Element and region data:
┄┄┄┄┄┄┄┄┄┄
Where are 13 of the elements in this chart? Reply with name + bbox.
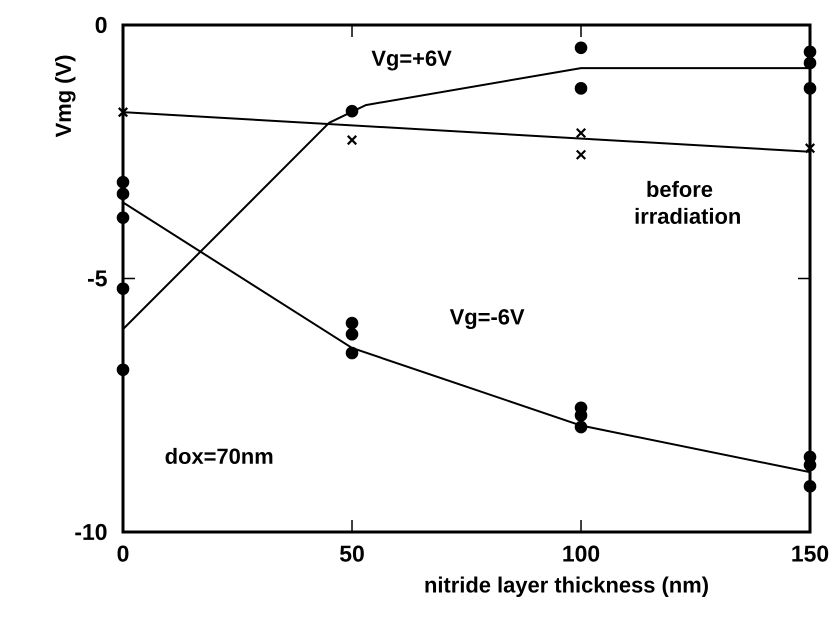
annotation: before irradiation [636, 180, 740, 224]
y-tick-label: -5 [88, 270, 107, 286]
annotation: dox=70nm [166, 448, 272, 464]
x-tick-label: 50 [340, 546, 364, 562]
annotation: Vg=-6V [450, 309, 524, 330]
x-tick-label: 150 [792, 546, 828, 562]
y-tick-label: -10 [75, 524, 107, 540]
x-tick-label: 100 [563, 546, 600, 562]
x-axis-title: nitride layer thickness (nm) [425, 576, 708, 597]
y-tick-label: 0 [96, 16, 107, 34]
y-axis-title: Vmg (V) [54, 56, 76, 138]
annotation: Vg=+6V [371, 50, 452, 70]
x-tick-label: 0 [118, 546, 128, 562]
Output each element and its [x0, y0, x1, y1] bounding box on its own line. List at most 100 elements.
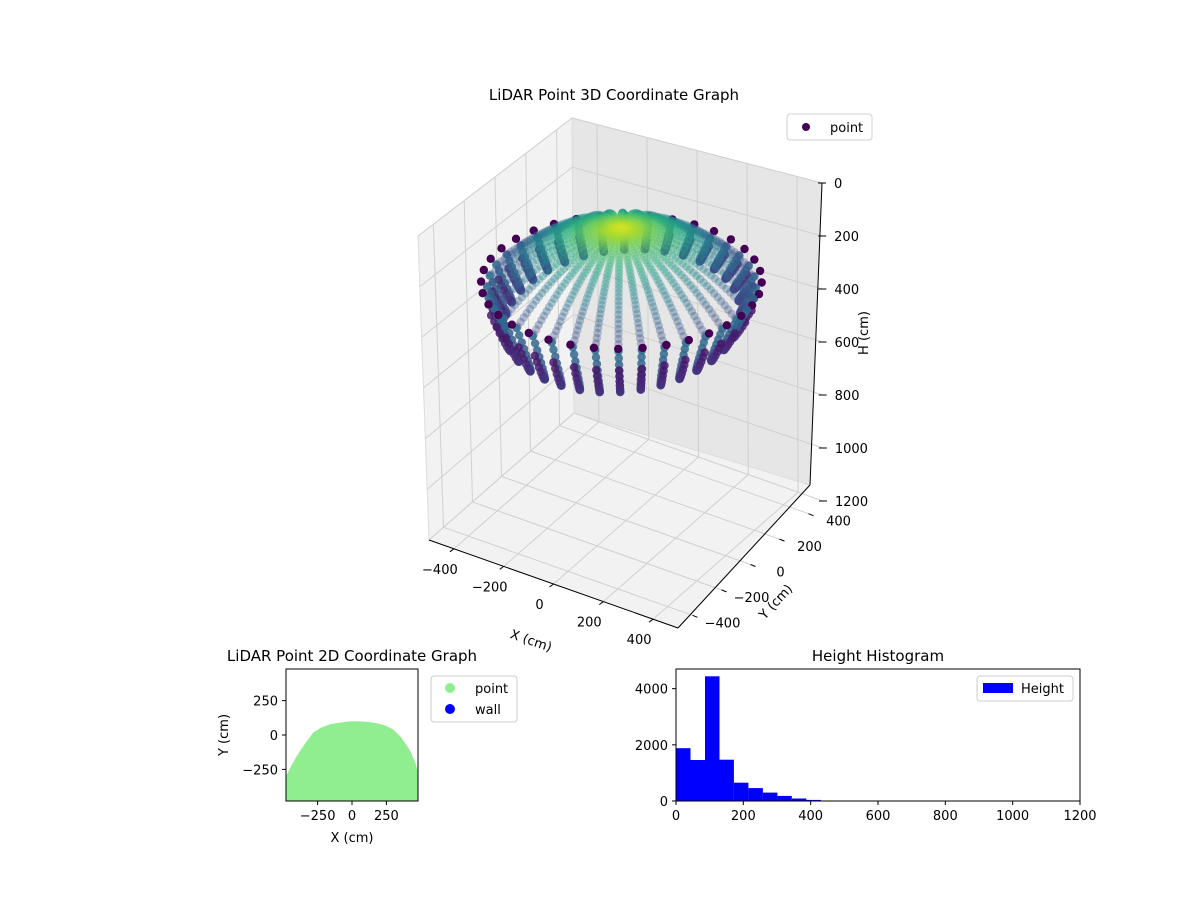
legend-hist-swatch	[983, 683, 1013, 693]
point-3d	[672, 218, 682, 227]
point-3d	[510, 254, 519, 263]
point-3d	[575, 250, 584, 259]
point-3d	[642, 282, 651, 291]
point-3d	[562, 261, 572, 271]
point-3d	[528, 281, 537, 291]
point-3d	[616, 226, 625, 235]
point-3d	[685, 230, 694, 240]
point-3d	[721, 274, 730, 283]
point-3d	[614, 262, 624, 271]
point-3d	[631, 213, 640, 222]
point-3d	[608, 226, 617, 236]
point-3d	[514, 343, 523, 352]
point-3d	[505, 275, 514, 284]
point-3d	[729, 292, 739, 301]
point-3d	[681, 238, 690, 248]
point-3d	[677, 327, 686, 336]
point-3d	[530, 238, 539, 247]
point-3d	[565, 272, 575, 281]
point-3d	[637, 211, 646, 221]
point-3d	[691, 259, 701, 268]
point-3d	[692, 271, 701, 280]
point-3d	[616, 226, 625, 235]
point-3d	[581, 216, 590, 225]
point-3d	[563, 234, 573, 244]
point-3d	[616, 226, 625, 235]
z-tick-label-3d: 1000	[835, 442, 868, 457]
point-3d	[577, 237, 587, 247]
point-3d	[574, 239, 583, 248]
point-3d	[623, 224, 632, 233]
point-3d	[654, 224, 664, 233]
point-3d	[609, 231, 619, 240]
point-3d	[611, 223, 620, 232]
point-3d	[604, 227, 613, 236]
point-3d	[692, 288, 701, 298]
point-3d	[597, 244, 606, 254]
point-3d	[581, 213, 591, 222]
point-3d	[679, 222, 689, 231]
point-3d	[648, 213, 657, 222]
x-tick-label-3d: 400	[627, 633, 652, 648]
point-3d	[734, 269, 743, 278]
point-3d	[516, 317, 525, 327]
point-3d	[669, 216, 678, 226]
point-3d	[612, 227, 621, 236]
point-3d	[647, 238, 656, 247]
point-3d	[488, 278, 497, 287]
point-3d	[605, 232, 614, 242]
point-3d	[559, 254, 568, 263]
point-3d	[579, 213, 589, 222]
point-3d	[580, 215, 590, 225]
point-3d	[577, 242, 586, 252]
point-3d	[691, 250, 701, 259]
point-3d	[673, 317, 682, 326]
point-3d	[571, 331, 581, 340]
point-3d	[500, 254, 509, 264]
point-3d	[501, 333, 511, 342]
point-3d	[612, 226, 621, 236]
point-3d	[730, 248, 739, 257]
point-3d	[742, 275, 751, 285]
point-3d	[603, 269, 612, 278]
point-3d	[637, 211, 646, 220]
point-3d	[587, 282, 596, 291]
point-3d	[685, 265, 694, 274]
point-3d	[757, 278, 766, 287]
point-3d	[619, 236, 628, 245]
point-3d	[644, 219, 654, 228]
point-3d	[661, 246, 670, 256]
point-3d	[652, 232, 661, 242]
point-3d	[646, 250, 655, 259]
point-3d	[638, 231, 648, 240]
point-3d	[690, 220, 699, 229]
point-3d	[613, 219, 623, 228]
point-3d	[548, 231, 558, 240]
point-3d	[515, 258, 525, 267]
point-3d	[634, 260, 643, 270]
point-3d	[724, 305, 733, 314]
point-3d	[592, 210, 601, 220]
point-3d	[553, 234, 562, 243]
point-3d	[486, 254, 495, 263]
legend-2d: point wall	[430, 675, 518, 723]
y-tick-label-3d: −200	[734, 591, 770, 606]
point-3d	[657, 283, 666, 292]
x-tick-label-hist: 600	[866, 809, 891, 824]
point-3d	[566, 295, 575, 304]
point-3d	[683, 246, 693, 255]
point-3d	[605, 241, 615, 250]
point-3d	[640, 217, 649, 226]
point-3d	[616, 226, 625, 235]
point-3d	[659, 349, 669, 359]
point-3d	[602, 223, 611, 232]
point-3d	[640, 235, 649, 244]
point-3d	[643, 210, 652, 219]
point-3d	[543, 242, 553, 252]
point-3d	[664, 249, 674, 258]
point-3d	[609, 211, 618, 220]
point-3d	[638, 243, 648, 252]
x-tick-label-2d: 250	[374, 809, 399, 824]
point-3d	[476, 277, 486, 286]
point-3d	[687, 248, 697, 257]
┄┄┄┄┄┄┄┄┄┄
=== WORK TO DO ===
Print all the lines of the records above without changing any of them, and leave the pictures out.

=== ANSWER FOR THIS EXERCISE ===
Where are 13 of the elements in this chart? Reply with name + bbox.
annotation: before irradiation [636, 180, 740, 224]
y-tick-label: -5 [88, 270, 107, 286]
annotation: dox=70nm [166, 448, 272, 464]
x-tick-label: 50 [340, 546, 364, 562]
annotation: Vg=-6V [450, 309, 524, 330]
x-tick-label: 150 [792, 546, 828, 562]
y-tick-label: -10 [75, 524, 107, 540]
x-tick-label: 100 [563, 546, 600, 562]
x-axis-title: nitride layer thickness (nm) [425, 576, 708, 597]
y-tick-label: 0 [96, 16, 107, 34]
y-axis-title: Vmg (V) [54, 56, 76, 138]
annotation: Vg=+6V [371, 50, 452, 70]
x-tick-label: 0 [118, 546, 128, 562]
Output each element and its [x0, y0, x1, y1] bounding box on its own line. List at most 100 elements.
legend-hist-swatch	[983, 683, 1013, 693]
point-3d	[672, 218, 682, 227]
point-3d	[510, 254, 519, 263]
point-3d	[575, 250, 584, 259]
point-3d	[642, 282, 651, 291]
point-3d	[562, 261, 572, 271]
point-3d	[528, 281, 537, 291]
point-3d	[616, 226, 625, 235]
point-3d	[685, 230, 694, 240]
point-3d	[721, 274, 730, 283]
point-3d	[614, 262, 624, 271]
point-3d	[631, 213, 640, 222]
point-3d	[608, 226, 617, 236]
point-3d	[514, 343, 523, 352]
point-3d	[505, 275, 514, 284]
point-3d	[729, 292, 739, 301]
point-3d	[681, 238, 690, 248]
point-3d	[677, 327, 686, 336]
point-3d	[530, 238, 539, 247]
point-3d	[565, 272, 575, 281]
point-3d	[637, 211, 646, 221]
point-3d	[691, 259, 701, 268]
point-3d	[692, 271, 701, 280]
point-3d	[616, 226, 625, 235]
point-3d	[581, 216, 590, 225]
point-3d	[563, 234, 573, 244]
point-3d	[616, 226, 625, 235]
z-tick-label-3d: 1000	[835, 442, 868, 457]
point-3d	[577, 237, 587, 247]
point-3d	[574, 239, 583, 248]
point-3d	[623, 224, 632, 233]
point-3d	[654, 224, 664, 233]
point-3d	[609, 231, 619, 240]
point-3d	[611, 223, 620, 232]
point-3d	[604, 227, 613, 236]
point-3d	[692, 288, 701, 298]
point-3d	[597, 244, 606, 254]
point-3d	[581, 213, 591, 222]
point-3d	[679, 222, 689, 231]
point-3d	[648, 213, 657, 222]
x-tick-label-3d: 400	[627, 633, 652, 648]
point-3d	[734, 269, 743, 278]
point-3d	[516, 317, 525, 327]
point-3d	[669, 216, 678, 226]
point-3d	[612, 227, 621, 236]
point-3d	[647, 238, 656, 247]
point-3d	[488, 278, 497, 287]
point-3d	[605, 232, 614, 242]
point-3d	[559, 254, 568, 263]
point-3d	[579, 213, 589, 222]
point-3d	[580, 215, 590, 225]
point-3d	[577, 242, 586, 252]
point-3d	[691, 250, 701, 259]
point-3d	[673, 317, 682, 326]
point-3d	[571, 331, 581, 340]
point-3d	[500, 254, 509, 264]
point-3d	[501, 333, 511, 342]
point-3d	[612, 226, 621, 236]
point-3d	[730, 248, 739, 257]
point-3d	[742, 275, 751, 285]
point-3d	[603, 269, 612, 278]
point-3d	[637, 211, 646, 220]
point-3d	[587, 282, 596, 291]
point-3d	[685, 265, 694, 274]
point-3d	[757, 278, 766, 287]
point-3d	[619, 236, 628, 245]
point-3d	[644, 219, 654, 228]
point-3d	[661, 246, 670, 256]
point-3d	[652, 232, 661, 242]
point-3d	[646, 250, 655, 259]
point-3d	[638, 231, 648, 240]
point-3d	[690, 220, 699, 229]
point-3d	[613, 219, 623, 228]
point-3d	[548, 231, 558, 240]
point-3d	[515, 258, 525, 267]
point-3d	[634, 260, 643, 270]
point-3d	[724, 305, 733, 314]
point-3d	[592, 210, 601, 220]
point-3d	[553, 234, 562, 243]
point-3d	[486, 254, 495, 263]
legend-2d: point wall	[430, 675, 518, 723]
y-tick-label-3d: −200	[734, 591, 770, 606]
point-3d	[657, 283, 666, 292]
x-tick-label-hist: 600	[866, 809, 891, 824]
point-3d	[566, 295, 575, 304]
point-3d	[683, 246, 693, 255]
point-3d	[605, 241, 615, 250]
point-3d	[640, 217, 649, 226]
point-3d	[616, 226, 625, 235]
point-3d	[659, 349, 669, 359]
point-3d	[602, 223, 611, 232]
point-3d	[640, 235, 649, 244]
point-3d	[643, 210, 652, 219]
point-3d	[543, 242, 553, 252]
point-3d	[664, 249, 674, 258]
point-3d	[609, 211, 618, 220]
point-3d	[638, 243, 648, 252]
x-tick-label-2d: 250	[374, 809, 399, 824]
point-3d	[476, 277, 486, 286]
point-3d	[687, 248, 697, 257]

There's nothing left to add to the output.